→ **AVAILABLE DATA**
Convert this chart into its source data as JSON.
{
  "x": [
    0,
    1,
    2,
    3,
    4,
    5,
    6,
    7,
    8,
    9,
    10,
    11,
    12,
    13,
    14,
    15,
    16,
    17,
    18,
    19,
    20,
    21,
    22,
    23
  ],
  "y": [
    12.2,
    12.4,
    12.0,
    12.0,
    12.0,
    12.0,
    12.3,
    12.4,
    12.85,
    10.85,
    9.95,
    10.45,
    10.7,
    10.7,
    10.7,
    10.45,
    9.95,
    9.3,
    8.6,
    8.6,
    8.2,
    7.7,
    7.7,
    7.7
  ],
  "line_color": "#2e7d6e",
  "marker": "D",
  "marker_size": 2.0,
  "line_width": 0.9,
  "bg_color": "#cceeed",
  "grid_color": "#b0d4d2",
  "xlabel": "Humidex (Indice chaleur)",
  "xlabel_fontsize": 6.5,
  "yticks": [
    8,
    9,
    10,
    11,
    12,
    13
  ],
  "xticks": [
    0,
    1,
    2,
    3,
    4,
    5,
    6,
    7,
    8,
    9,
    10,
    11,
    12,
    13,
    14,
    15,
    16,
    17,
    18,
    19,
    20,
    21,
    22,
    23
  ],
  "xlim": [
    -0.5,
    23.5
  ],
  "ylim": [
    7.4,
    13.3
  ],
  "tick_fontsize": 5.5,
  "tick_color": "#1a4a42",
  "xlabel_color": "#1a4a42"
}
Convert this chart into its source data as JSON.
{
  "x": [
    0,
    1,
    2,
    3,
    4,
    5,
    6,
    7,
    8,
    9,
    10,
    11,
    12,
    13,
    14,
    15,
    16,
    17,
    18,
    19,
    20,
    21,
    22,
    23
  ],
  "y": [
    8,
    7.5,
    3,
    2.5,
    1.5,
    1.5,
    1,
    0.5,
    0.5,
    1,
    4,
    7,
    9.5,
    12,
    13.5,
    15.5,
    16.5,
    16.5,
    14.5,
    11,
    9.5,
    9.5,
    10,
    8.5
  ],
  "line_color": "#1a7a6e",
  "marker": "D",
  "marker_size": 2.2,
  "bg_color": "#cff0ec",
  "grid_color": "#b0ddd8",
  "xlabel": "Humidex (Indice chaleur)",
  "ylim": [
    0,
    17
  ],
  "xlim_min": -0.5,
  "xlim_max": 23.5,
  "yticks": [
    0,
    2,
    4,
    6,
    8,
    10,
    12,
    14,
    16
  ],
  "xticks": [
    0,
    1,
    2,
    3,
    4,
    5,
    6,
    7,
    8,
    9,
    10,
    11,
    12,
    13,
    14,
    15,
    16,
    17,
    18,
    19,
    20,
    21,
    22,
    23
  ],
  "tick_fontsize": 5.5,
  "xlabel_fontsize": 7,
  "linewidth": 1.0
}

→ **WRITTEN EXERCISE**
Write every record out again, unaltered.

→ **RESPONSE TO THIS TASK**
Convert this chart into its source data as JSON.
{
  "x": [
    0,
    1,
    2,
    3,
    4,
    5,
    6,
    7,
    8,
    9,
    10,
    11,
    12,
    13,
    14,
    15,
    16,
    17,
    18,
    19,
    20,
    21,
    22,
    23
  ],
  "y": [
    12.2,
    12.4,
    12.0,
    12.0,
    12.0,
    12.0,
    12.3,
    12.4,
    12.85,
    10.85,
    9.95,
    10.45,
    10.7,
    10.7,
    10.7,
    10.45,
    9.95,
    9.3,
    8.6,
    8.6,
    8.2,
    7.7,
    7.7,
    7.7
  ],
  "line_color": "#2e7d6e",
  "marker": "D",
  "marker_size": 2.0,
  "line_width": 0.9,
  "bg_color": "#cceeed",
  "grid_color": "#b0d4d2",
  "xlabel": "Humidex (Indice chaleur)",
  "xlabel_fontsize": 6.5,
  "yticks": [
    8,
    9,
    10,
    11,
    12,
    13
  ],
  "xticks": [
    0,
    1,
    2,
    3,
    4,
    5,
    6,
    7,
    8,
    9,
    10,
    11,
    12,
    13,
    14,
    15,
    16,
    17,
    18,
    19,
    20,
    21,
    22,
    23
  ],
  "xlim": [
    -0.5,
    23.5
  ],
  "ylim": [
    7.4,
    13.3
  ],
  "tick_fontsize": 5.5,
  "tick_color": "#1a4a42",
  "xlabel_color": "#1a4a42"
}
Convert this chart into its source data as JSON.
{
  "x": [
    0,
    1,
    2,
    3,
    4,
    5,
    6,
    7,
    8,
    9,
    10,
    11,
    12,
    13,
    14,
    15,
    16,
    17,
    18,
    19,
    20,
    21,
    22,
    23
  ],
  "y": [
    8,
    7.5,
    3,
    2.5,
    1.5,
    1.5,
    1,
    0.5,
    0.5,
    1,
    4,
    7,
    9.5,
    12,
    13.5,
    15.5,
    16.5,
    16.5,
    14.5,
    11,
    9.5,
    9.5,
    10,
    8.5
  ],
  "line_color": "#1a7a6e",
  "marker": "D",
  "marker_size": 2.2,
  "bg_color": "#cff0ec",
  "grid_color": "#b0ddd8",
  "xlabel": "Humidex (Indice chaleur)",
  "ylim": [
    0,
    17
  ],
  "xlim_min": -0.5,
  "xlim_max": 23.5,
  "yticks": [
    0,
    2,
    4,
    6,
    8,
    10,
    12,
    14,
    16
  ],
  "xticks": [
    0,
    1,
    2,
    3,
    4,
    5,
    6,
    7,
    8,
    9,
    10,
    11,
    12,
    13,
    14,
    15,
    16,
    17,
    18,
    19,
    20,
    21,
    22,
    23
  ],
  "tick_fontsize": 5.5,
  "xlabel_fontsize": 7,
  "linewidth": 1.0
}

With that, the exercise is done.